• _PROBLEM DESCRIPTION_: State only the number of lines that contain the string "this".

• _GIVEN RECORDS_:
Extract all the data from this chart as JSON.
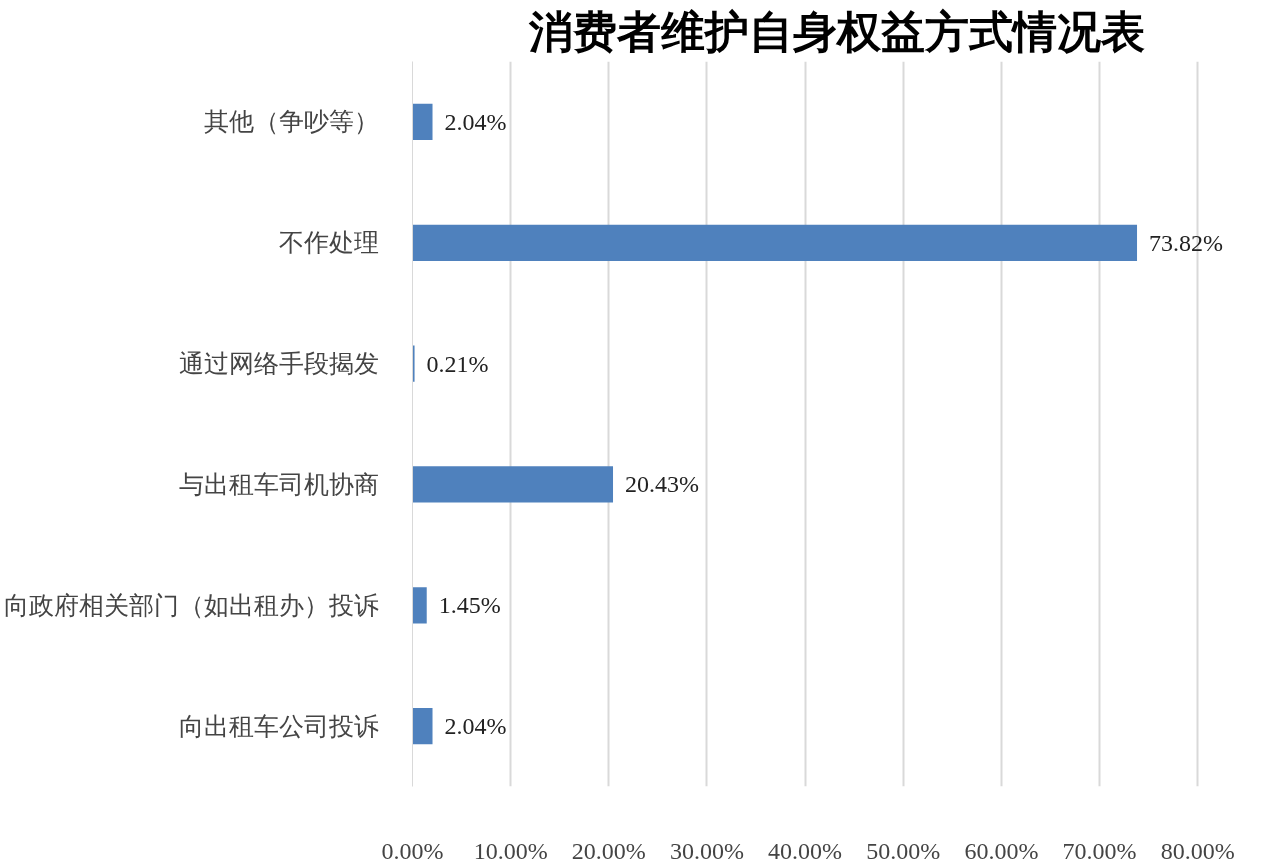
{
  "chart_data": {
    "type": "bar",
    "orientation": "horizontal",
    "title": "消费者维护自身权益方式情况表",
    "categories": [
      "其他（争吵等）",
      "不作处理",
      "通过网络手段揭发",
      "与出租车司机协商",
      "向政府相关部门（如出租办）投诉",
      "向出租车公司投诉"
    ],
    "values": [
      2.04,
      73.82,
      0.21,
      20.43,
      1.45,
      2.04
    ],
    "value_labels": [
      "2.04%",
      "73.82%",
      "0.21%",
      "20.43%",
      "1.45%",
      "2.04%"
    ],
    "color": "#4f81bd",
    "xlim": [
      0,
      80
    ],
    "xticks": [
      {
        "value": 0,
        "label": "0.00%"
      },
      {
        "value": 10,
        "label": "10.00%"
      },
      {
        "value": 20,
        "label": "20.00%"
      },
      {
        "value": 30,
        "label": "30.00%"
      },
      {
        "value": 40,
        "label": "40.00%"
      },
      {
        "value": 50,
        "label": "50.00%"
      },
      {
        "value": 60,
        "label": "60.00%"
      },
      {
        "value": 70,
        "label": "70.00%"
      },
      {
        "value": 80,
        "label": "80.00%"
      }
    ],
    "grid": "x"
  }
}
* * *
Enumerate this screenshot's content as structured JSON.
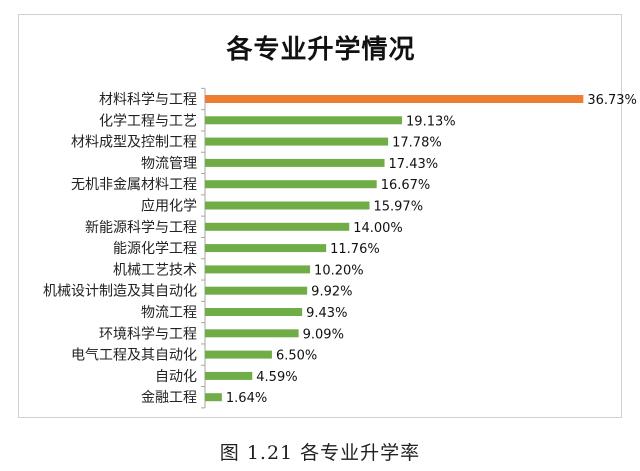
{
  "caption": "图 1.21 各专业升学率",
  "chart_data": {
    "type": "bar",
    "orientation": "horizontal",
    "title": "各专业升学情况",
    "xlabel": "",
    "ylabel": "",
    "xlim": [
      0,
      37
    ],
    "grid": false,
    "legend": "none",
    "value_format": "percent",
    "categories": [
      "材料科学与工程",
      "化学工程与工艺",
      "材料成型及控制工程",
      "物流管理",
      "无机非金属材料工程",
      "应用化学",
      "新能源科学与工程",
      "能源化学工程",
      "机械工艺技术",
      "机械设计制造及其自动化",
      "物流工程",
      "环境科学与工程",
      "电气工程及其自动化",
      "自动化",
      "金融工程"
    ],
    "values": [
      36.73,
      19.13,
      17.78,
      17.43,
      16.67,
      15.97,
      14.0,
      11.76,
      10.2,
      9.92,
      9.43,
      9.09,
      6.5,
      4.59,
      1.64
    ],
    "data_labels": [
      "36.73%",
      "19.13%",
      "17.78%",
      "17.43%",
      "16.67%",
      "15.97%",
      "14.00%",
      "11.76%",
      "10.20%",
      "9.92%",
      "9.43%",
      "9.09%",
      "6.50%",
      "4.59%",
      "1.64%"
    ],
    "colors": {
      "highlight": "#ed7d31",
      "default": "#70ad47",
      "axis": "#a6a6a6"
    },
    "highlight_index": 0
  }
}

• _ANSWER TO THE EXERCISE_: 2